▶ What you should do
All lines in the data bearing the string "text" should be identified and copied.

— Begin Extracted material —

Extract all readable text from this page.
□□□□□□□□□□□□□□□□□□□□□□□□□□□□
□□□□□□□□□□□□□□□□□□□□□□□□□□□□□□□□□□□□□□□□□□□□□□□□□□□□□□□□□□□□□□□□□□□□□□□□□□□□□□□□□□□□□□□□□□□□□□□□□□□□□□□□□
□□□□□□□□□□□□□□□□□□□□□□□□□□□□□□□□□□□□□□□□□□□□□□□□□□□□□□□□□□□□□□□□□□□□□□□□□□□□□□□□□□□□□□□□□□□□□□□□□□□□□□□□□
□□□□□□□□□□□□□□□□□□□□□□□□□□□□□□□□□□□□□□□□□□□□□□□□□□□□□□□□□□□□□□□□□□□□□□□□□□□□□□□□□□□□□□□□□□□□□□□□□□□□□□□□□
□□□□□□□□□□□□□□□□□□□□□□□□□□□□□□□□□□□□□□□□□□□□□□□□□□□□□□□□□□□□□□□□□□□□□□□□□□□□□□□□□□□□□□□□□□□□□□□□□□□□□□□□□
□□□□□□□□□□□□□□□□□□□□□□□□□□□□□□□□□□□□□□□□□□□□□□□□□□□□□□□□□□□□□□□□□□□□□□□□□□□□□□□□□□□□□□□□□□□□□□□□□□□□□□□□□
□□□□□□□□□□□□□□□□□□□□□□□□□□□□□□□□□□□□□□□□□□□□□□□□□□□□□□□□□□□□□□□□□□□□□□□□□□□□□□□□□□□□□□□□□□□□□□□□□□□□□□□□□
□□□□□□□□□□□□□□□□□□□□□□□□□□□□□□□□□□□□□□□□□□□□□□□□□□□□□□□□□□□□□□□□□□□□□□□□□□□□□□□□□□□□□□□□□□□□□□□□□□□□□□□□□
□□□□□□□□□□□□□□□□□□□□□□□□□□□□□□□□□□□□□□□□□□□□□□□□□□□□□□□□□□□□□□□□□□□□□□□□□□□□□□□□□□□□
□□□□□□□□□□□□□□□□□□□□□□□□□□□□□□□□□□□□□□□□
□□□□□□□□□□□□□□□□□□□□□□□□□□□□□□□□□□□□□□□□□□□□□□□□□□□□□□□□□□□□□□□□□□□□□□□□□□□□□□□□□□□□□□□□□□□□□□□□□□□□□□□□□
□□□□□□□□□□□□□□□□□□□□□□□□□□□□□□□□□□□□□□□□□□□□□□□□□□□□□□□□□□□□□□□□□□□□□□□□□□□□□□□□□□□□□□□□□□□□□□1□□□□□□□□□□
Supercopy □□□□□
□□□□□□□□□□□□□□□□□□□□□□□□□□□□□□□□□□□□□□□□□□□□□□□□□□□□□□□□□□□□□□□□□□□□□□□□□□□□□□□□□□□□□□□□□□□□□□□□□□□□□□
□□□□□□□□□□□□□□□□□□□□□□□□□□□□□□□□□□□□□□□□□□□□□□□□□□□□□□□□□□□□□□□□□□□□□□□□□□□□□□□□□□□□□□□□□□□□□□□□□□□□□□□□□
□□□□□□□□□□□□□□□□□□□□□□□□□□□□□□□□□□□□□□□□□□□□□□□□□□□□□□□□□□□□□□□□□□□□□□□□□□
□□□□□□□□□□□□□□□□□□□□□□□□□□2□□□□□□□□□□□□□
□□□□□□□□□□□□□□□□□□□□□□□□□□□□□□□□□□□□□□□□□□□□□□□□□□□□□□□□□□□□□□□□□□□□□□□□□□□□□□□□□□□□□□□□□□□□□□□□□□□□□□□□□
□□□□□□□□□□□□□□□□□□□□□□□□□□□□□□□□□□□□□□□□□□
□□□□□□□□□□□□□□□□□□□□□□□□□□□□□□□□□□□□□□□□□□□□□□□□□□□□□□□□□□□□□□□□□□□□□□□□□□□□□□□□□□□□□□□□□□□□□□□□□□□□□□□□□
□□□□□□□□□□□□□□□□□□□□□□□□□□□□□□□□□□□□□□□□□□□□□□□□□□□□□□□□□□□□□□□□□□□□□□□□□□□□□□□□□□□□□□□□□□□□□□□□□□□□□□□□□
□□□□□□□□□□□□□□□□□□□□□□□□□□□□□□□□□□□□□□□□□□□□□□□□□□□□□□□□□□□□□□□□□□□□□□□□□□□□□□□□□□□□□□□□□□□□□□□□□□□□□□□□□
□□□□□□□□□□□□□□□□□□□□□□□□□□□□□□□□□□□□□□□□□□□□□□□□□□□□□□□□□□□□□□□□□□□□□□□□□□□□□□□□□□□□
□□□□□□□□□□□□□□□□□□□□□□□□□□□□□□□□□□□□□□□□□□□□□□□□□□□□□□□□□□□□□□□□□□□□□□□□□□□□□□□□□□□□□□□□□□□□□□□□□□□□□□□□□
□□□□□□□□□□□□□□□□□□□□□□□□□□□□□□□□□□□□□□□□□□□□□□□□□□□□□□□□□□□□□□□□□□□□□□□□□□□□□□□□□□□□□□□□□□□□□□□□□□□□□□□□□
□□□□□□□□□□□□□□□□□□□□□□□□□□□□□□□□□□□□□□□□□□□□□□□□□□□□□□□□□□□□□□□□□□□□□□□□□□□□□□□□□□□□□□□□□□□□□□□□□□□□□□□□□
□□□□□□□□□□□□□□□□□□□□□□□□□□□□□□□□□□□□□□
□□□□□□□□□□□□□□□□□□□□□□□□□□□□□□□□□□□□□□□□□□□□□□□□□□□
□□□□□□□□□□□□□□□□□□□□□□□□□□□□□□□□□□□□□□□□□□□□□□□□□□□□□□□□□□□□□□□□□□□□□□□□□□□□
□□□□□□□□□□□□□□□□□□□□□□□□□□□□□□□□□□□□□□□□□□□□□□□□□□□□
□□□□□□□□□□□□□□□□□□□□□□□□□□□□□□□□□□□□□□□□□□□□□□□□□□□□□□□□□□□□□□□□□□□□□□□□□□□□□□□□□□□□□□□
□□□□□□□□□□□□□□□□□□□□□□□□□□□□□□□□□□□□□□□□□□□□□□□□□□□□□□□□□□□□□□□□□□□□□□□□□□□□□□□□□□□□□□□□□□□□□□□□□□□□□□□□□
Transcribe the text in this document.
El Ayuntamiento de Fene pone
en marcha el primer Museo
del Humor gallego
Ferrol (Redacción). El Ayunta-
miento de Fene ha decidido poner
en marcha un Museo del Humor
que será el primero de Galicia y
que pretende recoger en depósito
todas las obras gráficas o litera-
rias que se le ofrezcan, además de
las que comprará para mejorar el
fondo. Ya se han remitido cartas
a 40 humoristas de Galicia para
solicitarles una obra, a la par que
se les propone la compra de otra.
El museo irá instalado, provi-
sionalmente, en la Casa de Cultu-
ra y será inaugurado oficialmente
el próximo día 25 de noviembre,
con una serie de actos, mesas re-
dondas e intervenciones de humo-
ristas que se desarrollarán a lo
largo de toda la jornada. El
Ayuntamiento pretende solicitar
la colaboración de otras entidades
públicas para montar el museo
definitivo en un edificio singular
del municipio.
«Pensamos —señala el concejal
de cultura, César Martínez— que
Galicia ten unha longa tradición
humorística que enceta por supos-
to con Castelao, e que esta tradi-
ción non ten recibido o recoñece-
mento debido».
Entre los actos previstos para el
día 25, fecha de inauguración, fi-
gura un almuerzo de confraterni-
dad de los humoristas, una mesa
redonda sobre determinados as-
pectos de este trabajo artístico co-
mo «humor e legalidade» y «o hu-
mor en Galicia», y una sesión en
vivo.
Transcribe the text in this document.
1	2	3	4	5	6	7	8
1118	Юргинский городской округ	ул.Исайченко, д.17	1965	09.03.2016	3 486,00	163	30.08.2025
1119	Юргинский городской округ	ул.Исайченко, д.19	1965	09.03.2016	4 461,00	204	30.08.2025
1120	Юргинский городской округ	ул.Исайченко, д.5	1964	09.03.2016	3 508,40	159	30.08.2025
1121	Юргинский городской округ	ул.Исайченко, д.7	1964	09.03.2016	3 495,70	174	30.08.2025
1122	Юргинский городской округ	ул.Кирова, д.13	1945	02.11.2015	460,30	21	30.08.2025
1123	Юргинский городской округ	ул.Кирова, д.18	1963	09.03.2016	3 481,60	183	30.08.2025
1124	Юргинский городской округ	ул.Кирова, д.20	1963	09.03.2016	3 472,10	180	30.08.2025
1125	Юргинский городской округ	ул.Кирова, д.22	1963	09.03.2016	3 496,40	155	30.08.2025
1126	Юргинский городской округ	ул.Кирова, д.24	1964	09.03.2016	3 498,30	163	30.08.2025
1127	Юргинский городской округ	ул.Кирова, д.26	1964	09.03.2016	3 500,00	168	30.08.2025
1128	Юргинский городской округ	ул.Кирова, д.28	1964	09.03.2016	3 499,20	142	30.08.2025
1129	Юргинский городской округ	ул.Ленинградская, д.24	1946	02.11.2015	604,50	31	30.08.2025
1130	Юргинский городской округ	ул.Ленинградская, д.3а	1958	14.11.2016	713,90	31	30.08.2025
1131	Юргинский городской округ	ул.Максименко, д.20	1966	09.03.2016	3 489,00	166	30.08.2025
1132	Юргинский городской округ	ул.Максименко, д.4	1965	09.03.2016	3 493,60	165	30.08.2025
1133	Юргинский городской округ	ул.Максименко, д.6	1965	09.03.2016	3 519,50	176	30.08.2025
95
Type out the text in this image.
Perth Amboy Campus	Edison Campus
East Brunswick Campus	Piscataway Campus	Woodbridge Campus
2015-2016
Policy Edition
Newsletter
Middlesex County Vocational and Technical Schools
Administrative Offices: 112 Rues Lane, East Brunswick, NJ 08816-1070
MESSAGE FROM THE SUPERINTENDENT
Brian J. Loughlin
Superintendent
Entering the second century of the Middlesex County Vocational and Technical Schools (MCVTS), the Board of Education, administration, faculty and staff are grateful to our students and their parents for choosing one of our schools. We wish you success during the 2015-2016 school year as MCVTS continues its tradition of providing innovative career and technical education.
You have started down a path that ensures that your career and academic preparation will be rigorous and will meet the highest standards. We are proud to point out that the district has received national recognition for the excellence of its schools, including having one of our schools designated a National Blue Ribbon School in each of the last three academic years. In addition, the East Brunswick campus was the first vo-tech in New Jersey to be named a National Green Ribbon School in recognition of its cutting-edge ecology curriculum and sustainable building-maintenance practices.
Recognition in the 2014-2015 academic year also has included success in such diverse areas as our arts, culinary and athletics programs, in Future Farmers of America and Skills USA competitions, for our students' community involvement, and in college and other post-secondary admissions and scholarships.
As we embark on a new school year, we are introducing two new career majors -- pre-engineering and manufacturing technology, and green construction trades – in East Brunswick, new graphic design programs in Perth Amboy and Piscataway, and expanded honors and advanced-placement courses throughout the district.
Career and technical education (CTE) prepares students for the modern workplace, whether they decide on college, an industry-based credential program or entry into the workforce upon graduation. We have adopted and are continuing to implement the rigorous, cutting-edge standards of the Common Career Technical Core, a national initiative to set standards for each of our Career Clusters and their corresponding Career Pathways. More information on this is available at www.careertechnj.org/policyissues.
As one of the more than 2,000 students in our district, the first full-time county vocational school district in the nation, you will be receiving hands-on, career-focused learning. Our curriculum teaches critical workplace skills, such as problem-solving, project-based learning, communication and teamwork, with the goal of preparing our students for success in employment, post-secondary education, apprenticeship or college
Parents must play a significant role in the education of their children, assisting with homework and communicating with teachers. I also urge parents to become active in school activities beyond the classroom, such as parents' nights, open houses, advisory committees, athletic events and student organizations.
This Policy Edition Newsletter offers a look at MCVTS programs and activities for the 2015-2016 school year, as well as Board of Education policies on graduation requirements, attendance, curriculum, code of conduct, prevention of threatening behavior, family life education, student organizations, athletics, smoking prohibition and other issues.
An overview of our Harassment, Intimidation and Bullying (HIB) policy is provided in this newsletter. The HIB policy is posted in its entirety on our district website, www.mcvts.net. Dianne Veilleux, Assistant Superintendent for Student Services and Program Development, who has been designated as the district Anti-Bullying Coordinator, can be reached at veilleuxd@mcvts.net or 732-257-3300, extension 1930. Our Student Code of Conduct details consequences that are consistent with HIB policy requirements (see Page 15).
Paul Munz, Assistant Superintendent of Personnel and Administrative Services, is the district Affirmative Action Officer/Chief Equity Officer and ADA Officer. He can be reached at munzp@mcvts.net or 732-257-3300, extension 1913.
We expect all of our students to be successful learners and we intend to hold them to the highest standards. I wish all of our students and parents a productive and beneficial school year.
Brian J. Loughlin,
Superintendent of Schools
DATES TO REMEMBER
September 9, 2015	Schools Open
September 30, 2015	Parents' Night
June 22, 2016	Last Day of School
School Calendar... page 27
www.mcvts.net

— End Extracted material —

▶ Exercise output
Extract all readable text from this page.
Transcribe the text in this document.
Transcribe the text in this document.
Type out the text in this image.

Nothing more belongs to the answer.